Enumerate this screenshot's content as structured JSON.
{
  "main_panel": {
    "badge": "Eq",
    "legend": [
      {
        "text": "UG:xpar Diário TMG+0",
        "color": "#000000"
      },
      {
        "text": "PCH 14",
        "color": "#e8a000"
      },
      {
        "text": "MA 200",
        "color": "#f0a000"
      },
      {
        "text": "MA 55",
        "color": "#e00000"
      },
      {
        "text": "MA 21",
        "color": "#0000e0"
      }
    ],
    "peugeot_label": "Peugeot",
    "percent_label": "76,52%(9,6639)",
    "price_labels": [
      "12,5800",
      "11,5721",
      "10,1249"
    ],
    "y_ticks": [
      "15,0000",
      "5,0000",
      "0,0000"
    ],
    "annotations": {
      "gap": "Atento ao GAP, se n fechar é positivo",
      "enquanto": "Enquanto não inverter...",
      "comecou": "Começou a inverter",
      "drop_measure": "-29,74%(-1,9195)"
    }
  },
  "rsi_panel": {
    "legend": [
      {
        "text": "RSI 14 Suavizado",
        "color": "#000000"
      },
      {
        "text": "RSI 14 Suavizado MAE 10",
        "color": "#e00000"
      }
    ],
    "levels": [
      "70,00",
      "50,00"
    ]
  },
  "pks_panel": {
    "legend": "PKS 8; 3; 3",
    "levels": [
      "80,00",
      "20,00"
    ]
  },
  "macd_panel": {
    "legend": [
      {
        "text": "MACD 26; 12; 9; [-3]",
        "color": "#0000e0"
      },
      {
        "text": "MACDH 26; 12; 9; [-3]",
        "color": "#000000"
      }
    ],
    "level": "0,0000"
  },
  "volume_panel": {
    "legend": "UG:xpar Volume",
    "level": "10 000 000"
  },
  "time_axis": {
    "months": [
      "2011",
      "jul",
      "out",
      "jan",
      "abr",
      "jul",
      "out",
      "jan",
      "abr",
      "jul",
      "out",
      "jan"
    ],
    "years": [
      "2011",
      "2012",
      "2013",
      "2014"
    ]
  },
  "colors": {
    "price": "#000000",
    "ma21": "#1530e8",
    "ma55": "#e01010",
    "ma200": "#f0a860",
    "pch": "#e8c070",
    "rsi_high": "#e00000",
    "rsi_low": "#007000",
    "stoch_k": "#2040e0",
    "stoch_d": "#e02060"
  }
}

··········

WHAT YOU ARE ASKED TO DO:
In the records above, find each line holding "text" and copy it.

TASK SOLUTION:
        "text": "UG:xpar Diário TMG+0",
        "text": "PCH 14",
        "text": "MA 200",
        "text": "MA 55",
        "text": "MA 21",
        "text": "RSI 14 Suavizado",
        "text": "RSI 14 Suavizado MAE 10",
        "text": "MACD 26; 12; 9; [-3]",
        "text": "MACDH 26; 12; 9; [-3]",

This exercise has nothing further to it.